*SHORT TASK:*
Extract the full set of records that follows, word for word.

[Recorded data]

____________________

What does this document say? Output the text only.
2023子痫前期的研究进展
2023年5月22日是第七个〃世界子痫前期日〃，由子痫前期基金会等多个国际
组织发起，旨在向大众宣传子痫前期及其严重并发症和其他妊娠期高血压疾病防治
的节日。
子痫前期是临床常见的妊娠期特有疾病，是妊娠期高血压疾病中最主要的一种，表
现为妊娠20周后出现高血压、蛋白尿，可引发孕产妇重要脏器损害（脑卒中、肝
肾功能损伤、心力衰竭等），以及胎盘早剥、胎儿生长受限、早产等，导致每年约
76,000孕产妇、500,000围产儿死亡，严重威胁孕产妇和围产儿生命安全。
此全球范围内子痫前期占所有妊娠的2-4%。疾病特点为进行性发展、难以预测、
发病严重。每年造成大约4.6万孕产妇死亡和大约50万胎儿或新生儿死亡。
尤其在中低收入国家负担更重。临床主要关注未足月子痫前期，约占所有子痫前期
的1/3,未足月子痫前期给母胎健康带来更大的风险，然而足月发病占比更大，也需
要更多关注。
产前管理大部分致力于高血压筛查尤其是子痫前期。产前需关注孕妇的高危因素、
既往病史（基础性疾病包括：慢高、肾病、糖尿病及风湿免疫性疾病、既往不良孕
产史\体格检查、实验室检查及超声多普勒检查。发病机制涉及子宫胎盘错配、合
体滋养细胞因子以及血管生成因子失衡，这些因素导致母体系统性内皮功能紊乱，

____________________

*SOLUTION FOR THIS EXERCISE:*
What does this document say? Output the text only.
2023子痫前期的研究进展
2023年5月22日是第七个〃世界子痫前期日〃，由子痫前期基金会等多个国际
组织发起，旨在向大众宣传子痫前期及其严重并发症和其他妊娠期高血压疾病防治
的节日。
子痫前期是临床常见的妊娠期特有疾病，是妊娠期高血压疾病中最主要的一种，表
现为妊娠20周后出现高血压、蛋白尿，可引发孕产妇重要脏器损害（脑卒中、肝
肾功能损伤、心力衰竭等），以及胎盘早剥、胎儿生长受限、早产等，导致每年约
76,000孕产妇、500,000围产儿死亡，严重威胁孕产妇和围产儿生命安全。
此全球范围内子痫前期占所有妊娠的2-4%。疾病特点为进行性发展、难以预测、
发病严重。每年造成大约4.6万孕产妇死亡和大约50万胎儿或新生儿死亡。
尤其在中低收入国家负担更重。临床主要关注未足月子痫前期，约占所有子痫前期
的1/3,未足月子痫前期给母胎健康带来更大的风险，然而足月发病占比更大，也需
要更多关注。
产前管理大部分致力于高血压筛查尤其是子痫前期。产前需关注孕妇的高危因素、
既往病史（基础性疾病包括：慢高、肾病、糖尿病及风湿免疫性疾病、既往不良孕
产史\体格检查、实验室检查及超声多普勒检查。发病机制涉及子宫胎盘错配、合
体滋养细胞因子以及血管生成因子失衡，这些因素导致母体系统性内皮功能紊乱，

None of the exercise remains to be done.